What to do: Each entry below is to be printed verbatim.
* Start Recorded information *
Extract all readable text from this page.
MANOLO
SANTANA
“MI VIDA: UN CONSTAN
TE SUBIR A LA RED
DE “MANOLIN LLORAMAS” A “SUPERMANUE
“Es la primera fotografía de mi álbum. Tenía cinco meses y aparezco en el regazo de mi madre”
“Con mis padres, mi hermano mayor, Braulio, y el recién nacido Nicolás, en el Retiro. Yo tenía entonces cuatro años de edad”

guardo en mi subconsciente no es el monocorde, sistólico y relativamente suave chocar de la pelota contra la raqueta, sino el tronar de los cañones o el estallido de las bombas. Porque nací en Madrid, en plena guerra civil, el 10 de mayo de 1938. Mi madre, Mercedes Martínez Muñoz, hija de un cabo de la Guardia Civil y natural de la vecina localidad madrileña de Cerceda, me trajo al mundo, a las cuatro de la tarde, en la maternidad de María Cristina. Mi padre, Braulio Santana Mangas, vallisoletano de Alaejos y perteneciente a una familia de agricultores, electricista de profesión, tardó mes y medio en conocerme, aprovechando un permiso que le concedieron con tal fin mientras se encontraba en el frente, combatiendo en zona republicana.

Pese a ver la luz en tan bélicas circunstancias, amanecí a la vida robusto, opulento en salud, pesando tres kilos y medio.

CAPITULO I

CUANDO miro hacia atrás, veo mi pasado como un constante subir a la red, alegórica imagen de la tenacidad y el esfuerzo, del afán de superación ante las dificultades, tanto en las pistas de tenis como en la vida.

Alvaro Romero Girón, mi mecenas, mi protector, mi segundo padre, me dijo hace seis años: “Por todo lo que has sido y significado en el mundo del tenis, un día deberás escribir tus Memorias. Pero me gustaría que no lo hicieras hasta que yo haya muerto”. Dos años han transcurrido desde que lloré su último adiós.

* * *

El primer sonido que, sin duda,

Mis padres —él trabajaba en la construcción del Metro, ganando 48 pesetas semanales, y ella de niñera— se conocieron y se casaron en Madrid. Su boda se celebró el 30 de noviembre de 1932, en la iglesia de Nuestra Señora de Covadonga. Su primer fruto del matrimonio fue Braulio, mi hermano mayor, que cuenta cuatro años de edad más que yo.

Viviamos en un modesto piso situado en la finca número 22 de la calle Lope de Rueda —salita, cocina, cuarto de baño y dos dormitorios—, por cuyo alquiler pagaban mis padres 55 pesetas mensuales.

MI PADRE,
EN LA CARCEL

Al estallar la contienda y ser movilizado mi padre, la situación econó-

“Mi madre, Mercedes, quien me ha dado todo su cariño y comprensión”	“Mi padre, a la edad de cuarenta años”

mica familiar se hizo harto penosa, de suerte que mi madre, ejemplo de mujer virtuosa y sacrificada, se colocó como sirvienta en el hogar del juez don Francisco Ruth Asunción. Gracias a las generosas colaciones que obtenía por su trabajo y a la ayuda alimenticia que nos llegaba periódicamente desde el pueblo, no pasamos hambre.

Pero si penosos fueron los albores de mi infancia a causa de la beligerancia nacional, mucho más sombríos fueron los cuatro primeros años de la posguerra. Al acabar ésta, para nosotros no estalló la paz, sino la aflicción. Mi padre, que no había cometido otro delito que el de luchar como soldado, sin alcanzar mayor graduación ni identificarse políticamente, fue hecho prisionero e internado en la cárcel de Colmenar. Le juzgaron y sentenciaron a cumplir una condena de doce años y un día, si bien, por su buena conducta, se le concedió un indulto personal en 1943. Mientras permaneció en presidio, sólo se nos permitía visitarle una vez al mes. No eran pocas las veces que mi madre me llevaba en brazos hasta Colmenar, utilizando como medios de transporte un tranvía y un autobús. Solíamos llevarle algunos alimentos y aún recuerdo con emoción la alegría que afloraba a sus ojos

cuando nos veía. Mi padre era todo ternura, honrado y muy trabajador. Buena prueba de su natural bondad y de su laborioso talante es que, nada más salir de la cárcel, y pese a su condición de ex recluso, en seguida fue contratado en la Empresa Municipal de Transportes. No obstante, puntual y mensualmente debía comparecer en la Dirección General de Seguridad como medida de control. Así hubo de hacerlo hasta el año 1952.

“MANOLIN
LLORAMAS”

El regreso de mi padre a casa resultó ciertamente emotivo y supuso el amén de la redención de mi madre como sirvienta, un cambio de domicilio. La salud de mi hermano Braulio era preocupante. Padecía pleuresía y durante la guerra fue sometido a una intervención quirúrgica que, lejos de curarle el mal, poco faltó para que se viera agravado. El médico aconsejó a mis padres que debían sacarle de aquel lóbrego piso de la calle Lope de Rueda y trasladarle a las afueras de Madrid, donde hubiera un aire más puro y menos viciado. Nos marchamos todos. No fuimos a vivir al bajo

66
* End Recorded information *
Solved exercise:
Extract all readable text from this page.
MANOLO
SANTANA
“MI VIDA: UN CONSTAN
TE SUBIR A LA RED
DE “MANOLIN LLORAMAS” A “SUPERMANUE
“Es la primera fotografía de mi álbum. Tenía cinco meses y aparezco en el regazo de mi madre”
“Con mis padres, mi hermano mayor, Braulio, y el recién nacido Nicolás, en el Retiro. Yo tenía entonces cuatro años de edad”

guardo en mi subconsciente no es el monocorde, sistólico y relativamente suave chocar de la pelota contra la raqueta, sino el tronar de los cañones o el estallido de las bombas. Porque nací en Madrid, en plena guerra civil, el 10 de mayo de 1938. Mi madre, Mercedes Martínez Muñoz, hija de un cabo de la Guardia Civil y natural de la vecina localidad madrileña de Cerceda, me trajo al mundo, a las cuatro de la tarde, en la maternidad de María Cristina. Mi padre, Braulio Santana Mangas, vallisoletano de Alaejos y perteneciente a una familia de agricultores, electricista de profesión, tardó mes y medio en conocerme, aprovechando un permiso que le concedieron con tal fin mientras se encontraba en el frente, combatiendo en zona republicana.

Pese a ver la luz en tan bélicas circunstancias, amanecí a la vida robusto, opulento en salud, pesando tres kilos y medio.

CAPITULO I

CUANDO miro hacia atrás, veo mi pasado como un constante subir a la red, alegórica imagen de la tenacidad y el esfuerzo, del afán de superación ante las dificultades, tanto en las pistas de tenis como en la vida.

Alvaro Romero Girón, mi mecenas, mi protector, mi segundo padre, me dijo hace seis años: “Por todo lo que has sido y significado en el mundo del tenis, un día deberás escribir tus Memorias. Pero me gustaría que no lo hicieras hasta que yo haya muerto”. Dos años han transcurrido desde que lloré su último adiós.

* * *

El primer sonido que, sin duda,

Mis padres —él trabajaba en la construcción del Metro, ganando 48 pesetas semanales, y ella de niñera— se conocieron y se casaron en Madrid. Su boda se celebró el 30 de noviembre de 1932, en la iglesia de Nuestra Señora de Covadonga. Su primer fruto del matrimonio fue Braulio, mi hermano mayor, que cuenta cuatro años de edad más que yo.

Viviamos en un modesto piso situado en la finca número 22 de la calle Lope de Rueda —salita, cocina, cuarto de baño y dos dormitorios—, por cuyo alquiler pagaban mis padres 55 pesetas mensuales.

MI PADRE,
EN LA CARCEL

Al estallar la contienda y ser movilizado mi padre, la situación econó-

“Mi madre, Mercedes, quien me ha dado todo su cariño y comprensión”	“Mi padre, a la edad de cuarenta años”

mica familiar se hizo harto penosa, de suerte que mi madre, ejemplo de mujer virtuosa y sacrificada, se colocó como sirvienta en el hogar del juez don Francisco Ruth Asunción. Gracias a las generosas colaciones que obtenía por su trabajo y a la ayuda alimenticia que nos llegaba periódicamente desde el pueblo, no pasamos hambre.

Pero si penosos fueron los albores de mi infancia a causa de la beligerancia nacional, mucho más sombríos fueron los cuatro primeros años de la posguerra. Al acabar ésta, para nosotros no estalló la paz, sino la aflicción. Mi padre, que no había cometido otro delito que el de luchar como soldado, sin alcanzar mayor graduación ni identificarse políticamente, fue hecho prisionero e internado en la cárcel de Colmenar. Le juzgaron y sentenciaron a cumplir una condena de doce años y un día, si bien, por su buena conducta, se le concedió un indulto personal en 1943. Mientras permaneció en presidio, sólo se nos permitía visitarle una vez al mes. No eran pocas las veces que mi madre me llevaba en brazos hasta Colmenar, utilizando como medios de transporte un tranvía y un autobús. Solíamos llevarle algunos alimentos y aún recuerdo con emoción la alegría que afloraba a sus ojos

cuando nos veía. Mi padre era todo ternura, honrado y muy trabajador. Buena prueba de su natural bondad y de su laborioso talante es que, nada más salir de la cárcel, y pese a su condición de ex recluso, en seguida fue contratado en la Empresa Municipal de Transportes. No obstante, puntual y mensualmente debía comparecer en la Dirección General de Seguridad como medida de control. Así hubo de hacerlo hasta el año 1952.

“MANOLIN
LLORAMAS”

El regreso de mi padre a casa resultó ciertamente emotivo y supuso el amén de la redención de mi madre como sirvienta, un cambio de domicilio. La salud de mi hermano Braulio era preocupante. Padecía pleuresía y durante la guerra fue sometido a una intervención quirúrgica que, lejos de curarle el mal, poco faltó para que se viera agravado. El médico aconsejó a mis padres que debían sacarle de aquel lóbrego piso de la calle Lope de Rueda y trasladarle a las afueras de Madrid, donde hubiera un aire más puro y menos viciado. Nos marchamos todos. No fuimos a vivir al bajo

66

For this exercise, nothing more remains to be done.